#### SHORT EXERCISE:
Give all of the lines again exactly as they read.

#### DATA:

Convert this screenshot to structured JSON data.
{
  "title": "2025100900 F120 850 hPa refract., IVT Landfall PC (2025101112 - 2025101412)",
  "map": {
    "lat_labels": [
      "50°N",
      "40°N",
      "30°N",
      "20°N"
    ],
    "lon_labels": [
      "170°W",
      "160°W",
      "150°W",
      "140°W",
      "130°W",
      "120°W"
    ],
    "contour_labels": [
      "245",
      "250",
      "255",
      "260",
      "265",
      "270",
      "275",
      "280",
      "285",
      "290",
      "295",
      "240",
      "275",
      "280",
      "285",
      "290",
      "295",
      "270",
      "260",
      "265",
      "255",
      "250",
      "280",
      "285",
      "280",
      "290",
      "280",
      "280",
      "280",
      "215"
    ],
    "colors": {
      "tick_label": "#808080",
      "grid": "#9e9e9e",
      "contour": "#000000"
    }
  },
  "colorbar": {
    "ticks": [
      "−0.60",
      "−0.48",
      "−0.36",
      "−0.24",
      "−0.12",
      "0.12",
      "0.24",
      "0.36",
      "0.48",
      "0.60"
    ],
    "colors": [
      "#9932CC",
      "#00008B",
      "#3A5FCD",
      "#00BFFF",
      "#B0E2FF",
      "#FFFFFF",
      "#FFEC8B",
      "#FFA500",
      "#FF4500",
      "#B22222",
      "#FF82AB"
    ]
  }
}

#### CORRECT RESPONSE:
Convert this screenshot to structured JSON data.
{
  "title": "2025100900 F120 850 hPa refract., IVT Landfall PC (2025101112 - 2025101412)",
  "map": {
    "lat_labels": [
      "50°N",
      "40°N",
      "30°N",
      "20°N"
    ],
    "lon_labels": [
      "170°W",
      "160°W",
      "150°W",
      "140°W",
      "130°W",
      "120°W"
    ],
    "contour_labels": [
      "245",
      "250",
      "255",
      "260",
      "265",
      "270",
      "275",
      "280",
      "285",
      "290",
      "295",
      "240",
      "275",
      "280",
      "285",
      "290",
      "295",
      "270",
      "260",
      "265",
      "255",
      "250",
      "280",
      "285",
      "280",
      "290",
      "280",
      "280",
      "280",
      "215"
    ],
    "colors": {
      "tick_label": "#808080",
      "grid": "#9e9e9e",
      "contour": "#000000"
    }
  },
  "colorbar": {
    "ticks": [
      "−0.60",
      "−0.48",
      "−0.36",
      "−0.24",
      "−0.12",
      "0.12",
      "0.24",
      "0.36",
      "0.48",
      "0.60"
    ],
    "colors": [
      "#9932CC",
      "#00008B",
      "#3A5FCD",
      "#00BFFF",
      "#B0E2FF",
      "#FFFFFF",
      "#FFEC8B",
      "#FFA500",
      "#FF4500",
      "#B22222",
      "#FF82AB"
    ]
  }
}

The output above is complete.